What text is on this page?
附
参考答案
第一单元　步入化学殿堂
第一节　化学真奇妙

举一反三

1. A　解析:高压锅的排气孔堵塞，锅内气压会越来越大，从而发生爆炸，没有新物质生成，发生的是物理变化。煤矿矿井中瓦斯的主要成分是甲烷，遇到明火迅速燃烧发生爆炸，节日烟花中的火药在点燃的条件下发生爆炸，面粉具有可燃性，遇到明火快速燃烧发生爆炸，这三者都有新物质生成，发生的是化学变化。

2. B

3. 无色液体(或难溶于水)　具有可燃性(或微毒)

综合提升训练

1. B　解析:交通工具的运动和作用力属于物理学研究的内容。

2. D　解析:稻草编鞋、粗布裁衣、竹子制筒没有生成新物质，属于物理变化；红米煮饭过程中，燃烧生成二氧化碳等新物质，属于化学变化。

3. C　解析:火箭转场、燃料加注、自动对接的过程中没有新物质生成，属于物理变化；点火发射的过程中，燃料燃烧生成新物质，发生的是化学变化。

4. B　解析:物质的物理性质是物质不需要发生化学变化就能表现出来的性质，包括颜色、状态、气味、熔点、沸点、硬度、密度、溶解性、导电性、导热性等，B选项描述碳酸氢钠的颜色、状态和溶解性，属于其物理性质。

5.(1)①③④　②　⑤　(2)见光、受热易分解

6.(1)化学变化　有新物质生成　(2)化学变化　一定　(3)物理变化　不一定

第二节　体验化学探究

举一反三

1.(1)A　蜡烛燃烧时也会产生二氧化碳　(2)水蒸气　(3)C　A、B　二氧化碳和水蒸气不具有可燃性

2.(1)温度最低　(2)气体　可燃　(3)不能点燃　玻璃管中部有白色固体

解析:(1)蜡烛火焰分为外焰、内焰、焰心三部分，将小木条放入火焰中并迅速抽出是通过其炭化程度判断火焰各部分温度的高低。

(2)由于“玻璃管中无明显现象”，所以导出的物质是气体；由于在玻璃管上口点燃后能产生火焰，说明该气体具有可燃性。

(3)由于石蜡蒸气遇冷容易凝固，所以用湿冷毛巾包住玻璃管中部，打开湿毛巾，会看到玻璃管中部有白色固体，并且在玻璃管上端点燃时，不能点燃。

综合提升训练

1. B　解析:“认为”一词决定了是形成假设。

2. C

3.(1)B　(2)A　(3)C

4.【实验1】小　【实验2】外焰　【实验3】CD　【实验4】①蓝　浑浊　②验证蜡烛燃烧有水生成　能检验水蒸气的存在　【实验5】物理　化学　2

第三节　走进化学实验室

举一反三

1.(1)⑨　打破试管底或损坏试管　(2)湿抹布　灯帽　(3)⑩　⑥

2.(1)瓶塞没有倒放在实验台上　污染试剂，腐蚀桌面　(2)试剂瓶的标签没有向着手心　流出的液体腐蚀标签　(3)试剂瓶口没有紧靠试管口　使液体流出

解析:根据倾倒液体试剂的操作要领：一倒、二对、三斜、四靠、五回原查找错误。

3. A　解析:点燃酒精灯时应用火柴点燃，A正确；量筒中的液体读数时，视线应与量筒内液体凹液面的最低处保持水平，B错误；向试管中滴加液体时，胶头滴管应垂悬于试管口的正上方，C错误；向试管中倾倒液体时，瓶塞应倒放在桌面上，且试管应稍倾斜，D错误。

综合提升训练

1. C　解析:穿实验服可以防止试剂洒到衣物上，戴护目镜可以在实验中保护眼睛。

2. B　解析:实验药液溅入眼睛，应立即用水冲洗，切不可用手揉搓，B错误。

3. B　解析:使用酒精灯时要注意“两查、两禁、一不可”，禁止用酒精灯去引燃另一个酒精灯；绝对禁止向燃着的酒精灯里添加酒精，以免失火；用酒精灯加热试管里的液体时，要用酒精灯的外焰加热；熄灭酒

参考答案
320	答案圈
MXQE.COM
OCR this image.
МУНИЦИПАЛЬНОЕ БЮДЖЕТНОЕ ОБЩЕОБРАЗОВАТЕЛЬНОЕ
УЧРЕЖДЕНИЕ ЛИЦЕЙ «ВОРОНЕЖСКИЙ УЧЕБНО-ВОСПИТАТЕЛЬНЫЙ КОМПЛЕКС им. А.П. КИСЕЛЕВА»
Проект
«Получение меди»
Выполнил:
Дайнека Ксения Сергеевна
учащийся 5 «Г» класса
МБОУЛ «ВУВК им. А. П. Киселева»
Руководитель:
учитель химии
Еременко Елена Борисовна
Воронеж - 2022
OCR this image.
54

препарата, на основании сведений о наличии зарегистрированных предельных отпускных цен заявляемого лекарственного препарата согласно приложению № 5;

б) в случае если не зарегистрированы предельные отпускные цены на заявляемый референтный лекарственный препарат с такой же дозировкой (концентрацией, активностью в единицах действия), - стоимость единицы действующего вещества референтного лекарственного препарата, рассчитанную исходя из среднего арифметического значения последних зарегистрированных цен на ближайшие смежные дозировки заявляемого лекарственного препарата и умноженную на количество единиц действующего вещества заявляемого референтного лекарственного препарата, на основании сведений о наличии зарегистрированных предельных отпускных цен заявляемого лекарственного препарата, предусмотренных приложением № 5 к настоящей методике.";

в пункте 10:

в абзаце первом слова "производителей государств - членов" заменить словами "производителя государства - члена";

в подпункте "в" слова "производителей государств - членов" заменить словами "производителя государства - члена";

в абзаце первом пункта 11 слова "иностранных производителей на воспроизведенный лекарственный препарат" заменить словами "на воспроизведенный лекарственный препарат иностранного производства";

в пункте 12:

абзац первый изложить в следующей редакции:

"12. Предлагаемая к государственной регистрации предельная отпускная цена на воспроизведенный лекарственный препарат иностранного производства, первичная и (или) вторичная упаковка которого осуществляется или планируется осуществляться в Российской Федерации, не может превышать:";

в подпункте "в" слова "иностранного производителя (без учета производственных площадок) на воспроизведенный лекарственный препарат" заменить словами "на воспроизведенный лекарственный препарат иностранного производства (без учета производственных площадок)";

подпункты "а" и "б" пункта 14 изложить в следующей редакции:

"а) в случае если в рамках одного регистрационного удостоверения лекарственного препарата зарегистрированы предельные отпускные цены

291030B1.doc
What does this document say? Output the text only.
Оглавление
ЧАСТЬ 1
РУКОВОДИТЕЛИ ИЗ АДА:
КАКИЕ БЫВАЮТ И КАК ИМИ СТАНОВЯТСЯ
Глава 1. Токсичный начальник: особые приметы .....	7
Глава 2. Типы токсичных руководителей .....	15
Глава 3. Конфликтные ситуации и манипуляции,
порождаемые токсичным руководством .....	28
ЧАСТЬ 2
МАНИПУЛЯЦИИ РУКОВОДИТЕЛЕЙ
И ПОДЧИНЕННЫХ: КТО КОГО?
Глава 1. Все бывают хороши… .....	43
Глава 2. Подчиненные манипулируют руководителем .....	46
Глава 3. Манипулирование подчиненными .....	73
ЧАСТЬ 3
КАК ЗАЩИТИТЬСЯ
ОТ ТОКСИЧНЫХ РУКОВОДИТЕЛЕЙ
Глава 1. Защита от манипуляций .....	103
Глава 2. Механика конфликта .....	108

====================

▶ _WORK REQUIRED_
Give back all the records exactly as they stand.

▶ _FULL OUTPUT_
What text is on this page?
附
参考答案
第一单元　步入化学殿堂
第一节　化学真奇妙

举一反三

1. A　解析:高压锅的排气孔堵塞，锅内气压会越来越大，从而发生爆炸，没有新物质生成，发生的是物理变化。煤矿矿井中瓦斯的主要成分是甲烷，遇到明火迅速燃烧发生爆炸，节日烟花中的火药在点燃的条件下发生爆炸，面粉具有可燃性，遇到明火快速燃烧发生爆炸，这三者都有新物质生成，发生的是化学变化。

2. B

3. 无色液体(或难溶于水)　具有可燃性(或微毒)

综合提升训练

1. B　解析:交通工具的运动和作用力属于物理学研究的内容。

2. D　解析:稻草编鞋、粗布裁衣、竹子制筒没有生成新物质，属于物理变化；红米煮饭过程中，燃烧生成二氧化碳等新物质，属于化学变化。

3. C　解析:火箭转场、燃料加注、自动对接的过程中没有新物质生成，属于物理变化；点火发射的过程中，燃料燃烧生成新物质，发生的是化学变化。

4. B　解析:物质的物理性质是物质不需要发生化学变化就能表现出来的性质，包括颜色、状态、气味、熔点、沸点、硬度、密度、溶解性、导电性、导热性等，B选项描述碳酸氢钠的颜色、状态和溶解性，属于其物理性质。

5.(1)①③④　②　⑤　(2)见光、受热易分解

6.(1)化学变化　有新物质生成　(2)化学变化　一定　(3)物理变化　不一定

第二节　体验化学探究

举一反三

1.(1)A　蜡烛燃烧时也会产生二氧化碳　(2)水蒸气　(3)C　A、B　二氧化碳和水蒸气不具有可燃性

2.(1)温度最低　(2)气体　可燃　(3)不能点燃　玻璃管中部有白色固体

解析:(1)蜡烛火焰分为外焰、内焰、焰心三部分，将小木条放入火焰中并迅速抽出是通过其炭化程度判断火焰各部分温度的高低。

(2)由于“玻璃管中无明显现象”，所以导出的物质是气体；由于在玻璃管上口点燃后能产生火焰，说明该气体具有可燃性。

(3)由于石蜡蒸气遇冷容易凝固，所以用湿冷毛巾包住玻璃管中部，打开湿毛巾，会看到玻璃管中部有白色固体，并且在玻璃管上端点燃时，不能点燃。

综合提升训练

1. B　解析:“认为”一词决定了是形成假设。

2. C

3.(1)B　(2)A　(3)C

4.【实验1】小　【实验2】外焰　【实验3】CD　【实验4】①蓝　浑浊　②验证蜡烛燃烧有水生成　能检验水蒸气的存在　【实验5】物理　化学　2

第三节　走进化学实验室

举一反三

1.(1)⑨　打破试管底或损坏试管　(2)湿抹布　灯帽　(3)⑩　⑥

2.(1)瓶塞没有倒放在实验台上　污染试剂，腐蚀桌面　(2)试剂瓶的标签没有向着手心　流出的液体腐蚀标签　(3)试剂瓶口没有紧靠试管口　使液体流出

解析:根据倾倒液体试剂的操作要领：一倒、二对、三斜、四靠、五回原查找错误。

3. A　解析:点燃酒精灯时应用火柴点燃，A正确；量筒中的液体读数时，视线应与量筒内液体凹液面的最低处保持水平，B错误；向试管中滴加液体时，胶头滴管应垂悬于试管口的正上方，C错误；向试管中倾倒液体时，瓶塞应倒放在桌面上，且试管应稍倾斜，D错误。

综合提升训练

1. C　解析:穿实验服可以防止试剂洒到衣物上，戴护目镜可以在实验中保护眼睛。

2. B　解析:实验药液溅入眼睛，应立即用水冲洗，切不可用手揉搓，B错误。

3. B　解析:使用酒精灯时要注意“两查、两禁、一不可”，禁止用酒精灯去引燃另一个酒精灯；绝对禁止向燃着的酒精灯里添加酒精，以免失火；用酒精灯加热试管里的液体时，要用酒精灯的外焰加热；熄灭酒

参考答案
320	答案圈
MXQE.COM
OCR this image.
МУНИЦИПАЛЬНОЕ БЮДЖЕТНОЕ ОБЩЕОБРАЗОВАТЕЛЬНОЕ
УЧРЕЖДЕНИЕ ЛИЦЕЙ «ВОРОНЕЖСКИЙ УЧЕБНО-ВОСПИТАТЕЛЬНЫЙ КОМПЛЕКС им. А.П. КИСЕЛЕВА»
Проект
«Получение меди»
Выполнил:
Дайнека Ксения Сергеевна
учащийся 5 «Г» класса
МБОУЛ «ВУВК им. А. П. Киселева»
Руководитель:
учитель химии
Еременко Елена Борисовна
Воронеж - 2022
OCR this image.
54

препарата, на основании сведений о наличии зарегистрированных предельных отпускных цен заявляемого лекарственного препарата согласно приложению № 5;

б) в случае если не зарегистрированы предельные отпускные цены на заявляемый референтный лекарственный препарат с такой же дозировкой (концентрацией, активностью в единицах действия), - стоимость единицы действующего вещества референтного лекарственного препарата, рассчитанную исходя из среднего арифметического значения последних зарегистрированных цен на ближайшие смежные дозировки заявляемого лекарственного препарата и умноженную на количество единиц действующего вещества заявляемого референтного лекарственного препарата, на основании сведений о наличии зарегистрированных предельных отпускных цен заявляемого лекарственного препарата, предусмотренных приложением № 5 к настоящей методике.";

в пункте 10:

в абзаце первом слова "производителей государств - членов" заменить словами "производителя государства - члена";

в подпункте "в" слова "производителей государств - членов" заменить словами "производителя государства - члена";

в абзаце первом пункта 11 слова "иностранных производителей на воспроизведенный лекарственный препарат" заменить словами "на воспроизведенный лекарственный препарат иностранного производства";

в пункте 12:

абзац первый изложить в следующей редакции:

"12. Предлагаемая к государственной регистрации предельная отпускная цена на воспроизведенный лекарственный препарат иностранного производства, первичная и (или) вторичная упаковка которого осуществляется или планируется осуществляться в Российской Федерации, не может превышать:";

в подпункте "в" слова "иностранного производителя (без учета производственных площадок) на воспроизведенный лекарственный препарат" заменить словами "на воспроизведенный лекарственный препарат иностранного производства (без учета производственных площадок)";

подпункты "а" и "б" пункта 14 изложить в следующей редакции:

"а) в случае если в рамках одного регистрационного удостоверения лекарственного препарата зарегистрированы предельные отпускные цены

291030B1.doc
What does this document say? Output the text only.
Оглавление
ЧАСТЬ 1
РУКОВОДИТЕЛИ ИЗ АДА:
КАКИЕ БЫВАЮТ И КАК ИМИ СТАНОВЯТСЯ
Глава 1. Токсичный начальник: особые приметы .....	7
Глава 2. Типы токсичных руководителей .....	15
Глава 3. Конфликтные ситуации и манипуляции,
порождаемые токсичным руководством .....	28
ЧАСТЬ 2
МАНИПУЛЯЦИИ РУКОВОДИТЕЛЕЙ
И ПОДЧИНЕННЫХ: КТО КОГО?
Глава 1. Все бывают хороши… .....	43
Глава 2. Подчиненные манипулируют руководителем .....	46
Глава 3. Манипулирование подчиненными .....	73
ЧАСТЬ 3
КАК ЗАЩИТИТЬСЯ
ОТ ТОКСИЧНЫХ РУКОВОДИТЕЛЕЙ
Глава 1. Защита от манипуляций .....	103
Глава 2. Механика конфликта .....	108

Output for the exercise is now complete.